--- BEGIN Input for this task ---

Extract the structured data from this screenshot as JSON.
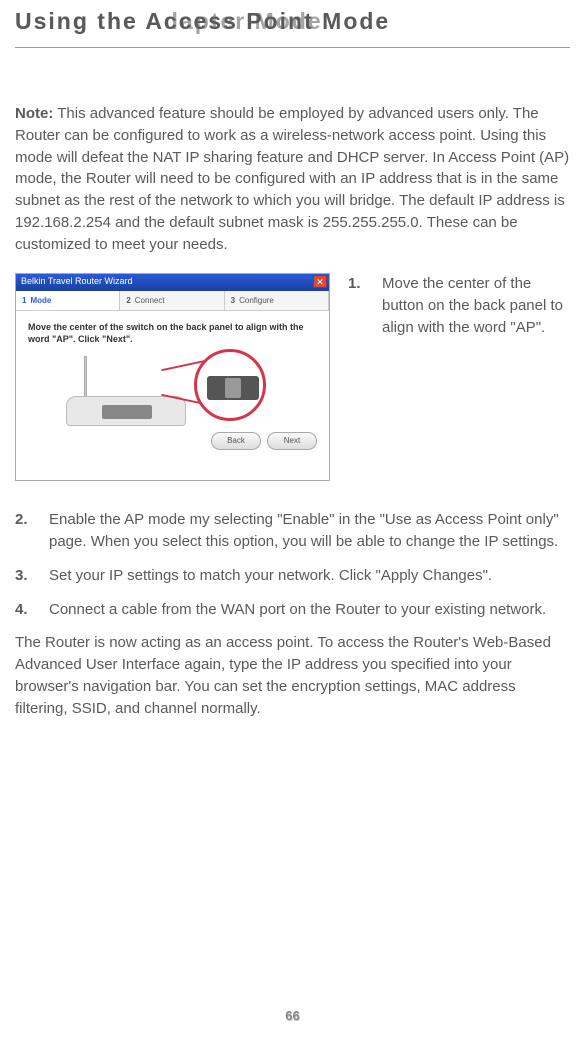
{
  "header": {
    "title_back": "Using the Adapter Mode",
    "title_front": "Using the Access Point Mode"
  },
  "note": {
    "label": "Note:",
    "body": "This advanced feature should be employed by advanced users only. The Router can be configured to work as a wireless-network access point. Using this mode will defeat the NAT IP sharing feature and DHCP server. In Access Point (AP) mode, the Router will need to be configured with an IP address that is in the same subnet as the rest of the network to which you will bridge. The default IP address is 192.168.2.254 and the default subnet mask is 255.255.255.0. These can be customized to meet your needs."
  },
  "wizard": {
    "window_title": "Belkin Travel Router Wizard",
    "tabs": [
      {
        "num": "1",
        "label": "Mode"
      },
      {
        "num": "2",
        "label": "Connect"
      },
      {
        "num": "3",
        "label": "Configure"
      }
    ],
    "instruction": "Move the center of the switch on the back panel to align with the word \"AP\". Click \"Next\".",
    "back_btn": "Back",
    "next_btn": "Next"
  },
  "steps": {
    "s1": {
      "num": "1.",
      "text": "Move the center of the button on the back panel to align with the word \"AP\"."
    },
    "s2": {
      "num": "2.",
      "text": "Enable the AP mode my selecting \"Enable\" in the \"Use as Access Point only\" page. When you select this option, you will be able to change the IP settings."
    },
    "s3": {
      "num": "3.",
      "text": "Set your IP settings to match your network. Click \"Apply Changes\"."
    },
    "s4": {
      "num": "4.",
      "text": "Connect a cable from the WAN port on the Router to your existing network."
    }
  },
  "closing": "The Router is now acting as an access point. To access the Router's Web-Based Advanced User Interface again, type the IP address you specified into your browser's navigation bar. You can set the encryption settings, MAC address filtering, SSID, and channel normally.",
  "page_number": "66"
}
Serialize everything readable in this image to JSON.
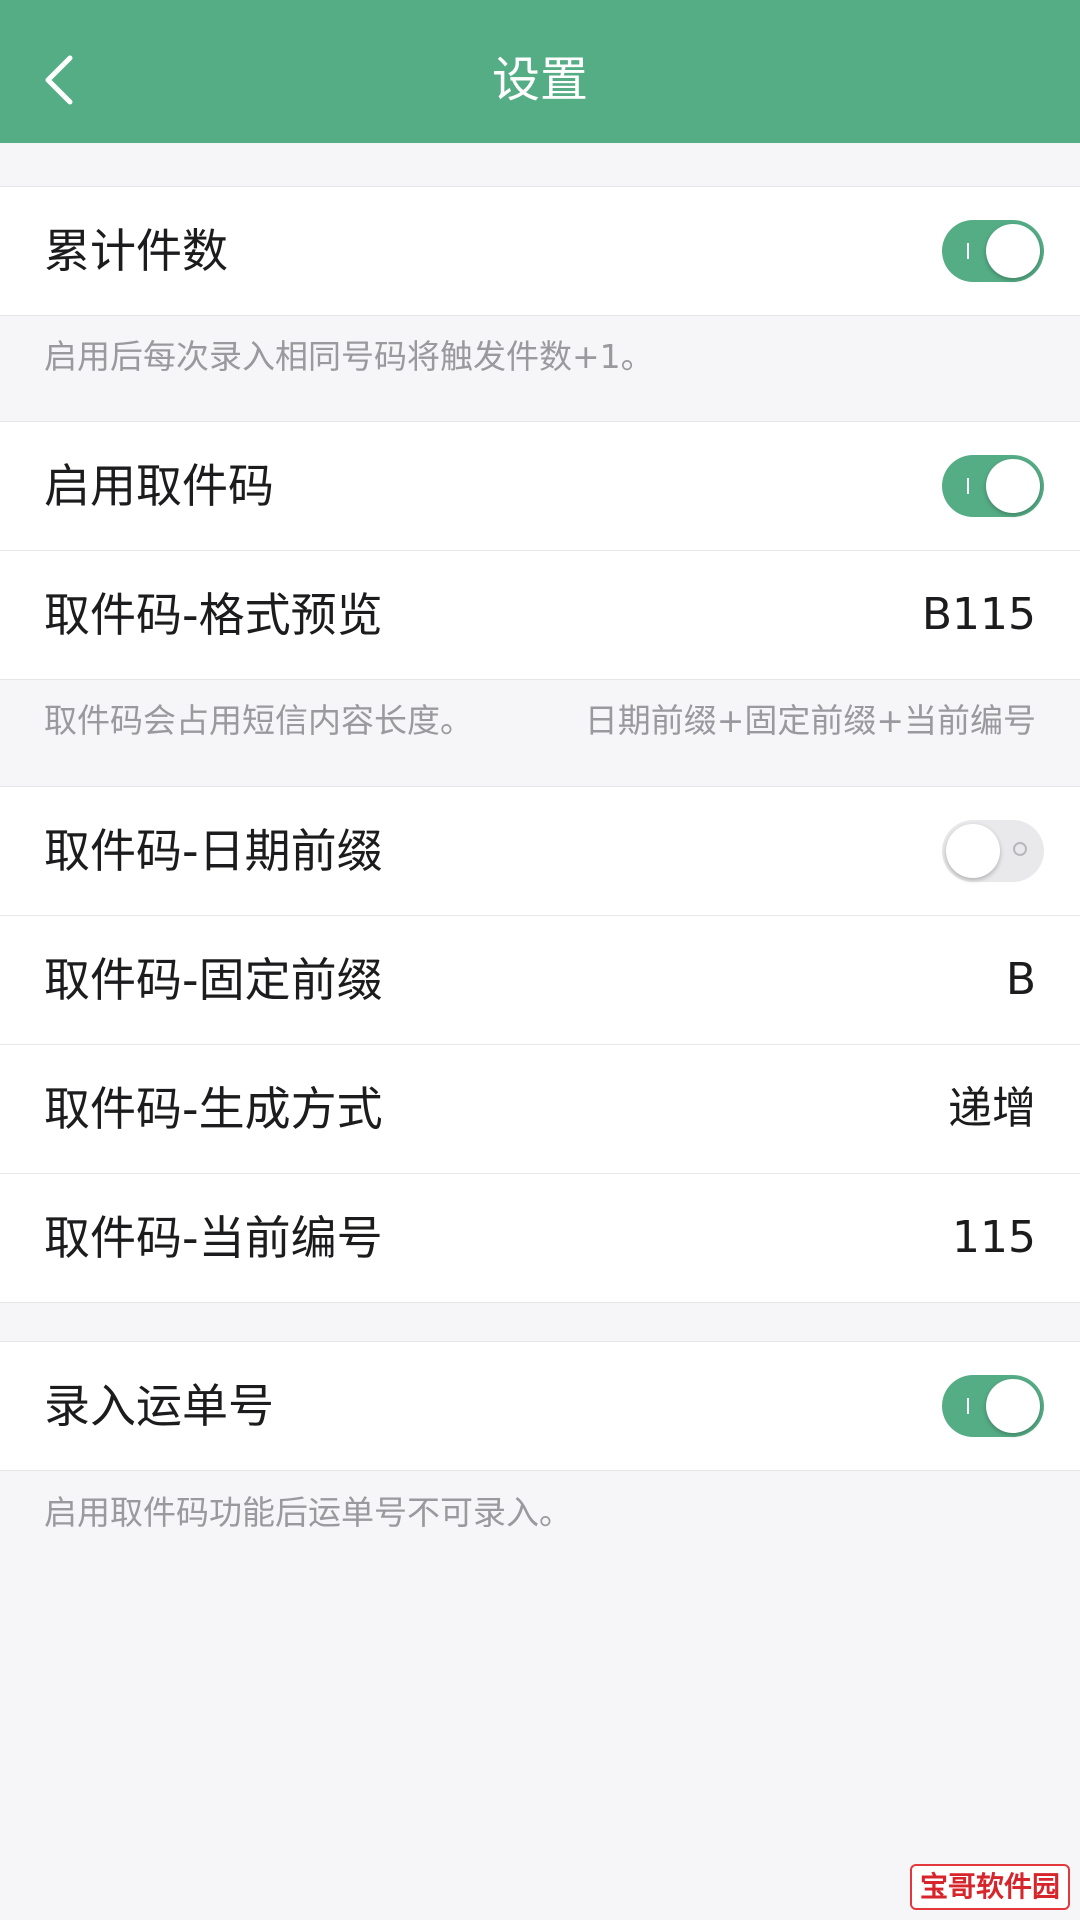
{
  "nav": {
    "title": "设置",
    "back_icon": "chevron-left-icon"
  },
  "colors": {
    "accent": "#55ad86",
    "background": "#f6f5f8",
    "toggle_off": "#e9e9eb",
    "footnote_text": "#9a9a9e"
  },
  "sections": {
    "count": {
      "label": "累计件数",
      "toggle_on": true,
      "note": "启用后每次录入相同号码将触发件数+1。"
    },
    "pickup": {
      "enable_label": "启用取件码",
      "enable_toggle_on": true,
      "preview_label": "取件码-格式预览",
      "preview_value": "B115",
      "note_left": "取件码会占用短信内容长度。",
      "note_right": "日期前缀+固定前缀+当前编号"
    },
    "pickup_settings": {
      "date_prefix_label": "取件码-日期前缀",
      "date_prefix_toggle_on": false,
      "fixed_prefix_label": "取件码-固定前缀",
      "fixed_prefix_value": "B",
      "generate_label": "取件码-生成方式",
      "generate_value": "递增",
      "current_label": "取件码-当前编号",
      "current_value": "115"
    },
    "waybill": {
      "label": "录入运单号",
      "toggle_on": true,
      "note": "启用取件码功能后运单号不可录入。"
    }
  },
  "watermark": "宝哥软件园"
}
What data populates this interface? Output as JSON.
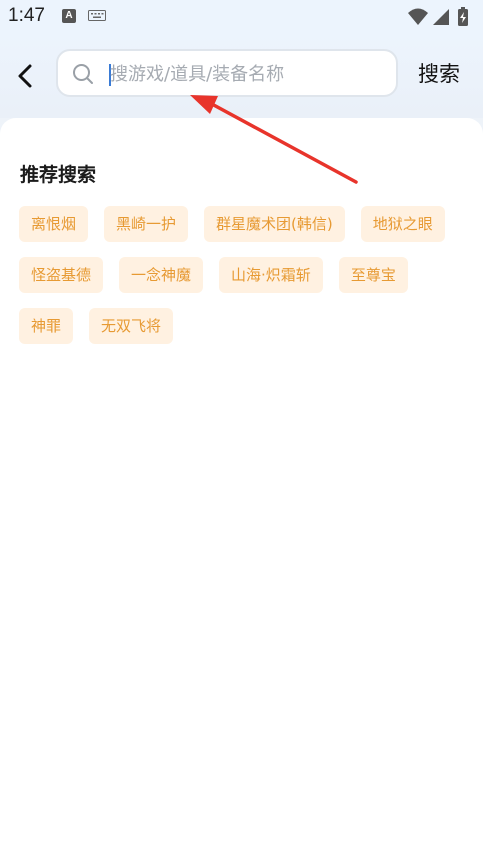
{
  "status_bar": {
    "time": "1:47",
    "notification_icons": [
      "a-icon",
      "keyboard-icon"
    ],
    "system_icons": [
      "wifi-icon",
      "signal-icon",
      "battery-charging-icon"
    ]
  },
  "header": {
    "back_icon": "chevron-left-icon",
    "search_placeholder": "搜游戏/道具/装备名称",
    "search_value": "",
    "search_button_label": "搜索"
  },
  "recommended": {
    "title": "推荐搜索",
    "tags": [
      "离恨烟",
      "黑崎一护",
      "群星魔术团(韩信)",
      "地狱之眼",
      "怪盗基德",
      "一念神魔",
      "山海·炽霜斩",
      "至尊宝",
      "神罪",
      "无双飞将"
    ]
  },
  "colors": {
    "tag_background": "#fff1e1",
    "tag_text": "#e79a33",
    "annotation_arrow": "#e8342b"
  }
}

--- END Input for this task ---

■ Set exercise: The records above must be printed exactly; the pictures stay out.

■ Task result:
Extract the structured data from this screenshot as JSON.
{
  "header": {
    "title_back": "Using the Adapter Mode",
    "title_front": "Using the Access Point Mode"
  },
  "note": {
    "label": "Note:",
    "body": "This advanced feature should be employed by advanced users only. The Router can be configured to work as a wireless-network access point. Using this mode will defeat the NAT IP sharing feature and DHCP server. In Access Point (AP) mode, the Router will need to be configured with an IP address that is in the same subnet as the rest of the network to which you will bridge. The default IP address is 192.168.2.254 and the default subnet mask is 255.255.255.0. These can be customized to meet your needs."
  },
  "wizard": {
    "window_title": "Belkin Travel Router Wizard",
    "tabs": [
      {
        "num": "1",
        "label": "Mode"
      },
      {
        "num": "2",
        "label": "Connect"
      },
      {
        "num": "3",
        "label": "Configure"
      }
    ],
    "instruction": "Move the center of the switch on the back panel to align with the word \"AP\". Click \"Next\".",
    "back_btn": "Back",
    "next_btn": "Next"
  },
  "steps": {
    "s1": {
      "num": "1.",
      "text": "Move the center of the button on the back panel to align with the word \"AP\"."
    },
    "s2": {
      "num": "2.",
      "text": "Enable the AP mode my selecting \"Enable\" in the \"Use as Access Point only\" page. When you select this option, you will be able to change the IP settings."
    },
    "s3": {
      "num": "3.",
      "text": "Set your IP settings to match your network. Click \"Apply Changes\"."
    },
    "s4": {
      "num": "4.",
      "text": "Connect a cable from the WAN port on the Router to your existing network."
    }
  },
  "closing": "The Router is now acting as an access point. To access the Router's Web-Based Advanced User Interface again, type the IP address you specified into your browser's navigation bar. You can set the encryption settings, MAC address filtering, SSID, and channel normally.",
  "page_number": "66"
}
Serialize everything readable in this image to JSON.
{
  "nav": {
    "title": "设置",
    "back_icon": "chevron-left-icon"
  },
  "colors": {
    "accent": "#55ad86",
    "background": "#f6f5f8",
    "toggle_off": "#e9e9eb",
    "footnote_text": "#9a9a9e"
  },
  "sections": {
    "count": {
      "label": "累计件数",
      "toggle_on": true,
      "note": "启用后每次录入相同号码将触发件数+1。"
    },
    "pickup": {
      "enable_label": "启用取件码",
      "enable_toggle_on": true,
      "preview_label": "取件码-格式预览",
      "preview_value": "B115",
      "note_left": "取件码会占用短信内容长度。",
      "note_right": "日期前缀+固定前缀+当前编号"
    },
    "pickup_settings": {
      "date_prefix_label": "取件码-日期前缀",
      "date_prefix_toggle_on": false,
      "fixed_prefix_label": "取件码-固定前缀",
      "fixed_prefix_value": "B",
      "generate_label": "取件码-生成方式",
      "generate_value": "递增",
      "current_label": "取件码-当前编号",
      "current_value": "115"
    },
    "waybill": {
      "label": "录入运单号",
      "toggle_on": true,
      "note": "启用取件码功能后运单号不可录入。"
    }
  },
  "watermark": "宝哥软件园"
}
What data populates this interface? Output as JSON.
{
  "status_bar": {
    "time": "1:47",
    "notification_icons": [
      "a-icon",
      "keyboard-icon"
    ],
    "system_icons": [
      "wifi-icon",
      "signal-icon",
      "battery-charging-icon"
    ]
  },
  "header": {
    "back_icon": "chevron-left-icon",
    "search_placeholder": "搜游戏/道具/装备名称",
    "search_value": "",
    "search_button_label": "搜索"
  },
  "recommended": {
    "title": "推荐搜索",
    "tags": [
      "离恨烟",
      "黑崎一护",
      "群星魔术团(韩信)",
      "地狱之眼",
      "怪盗基德",
      "一念神魔",
      "山海·炽霜斩",
      "至尊宝",
      "神罪",
      "无双飞将"
    ]
  },
  "colors": {
    "tag_background": "#fff1e1",
    "tag_text": "#e79a33",
    "annotation_arrow": "#e8342b"
  }
}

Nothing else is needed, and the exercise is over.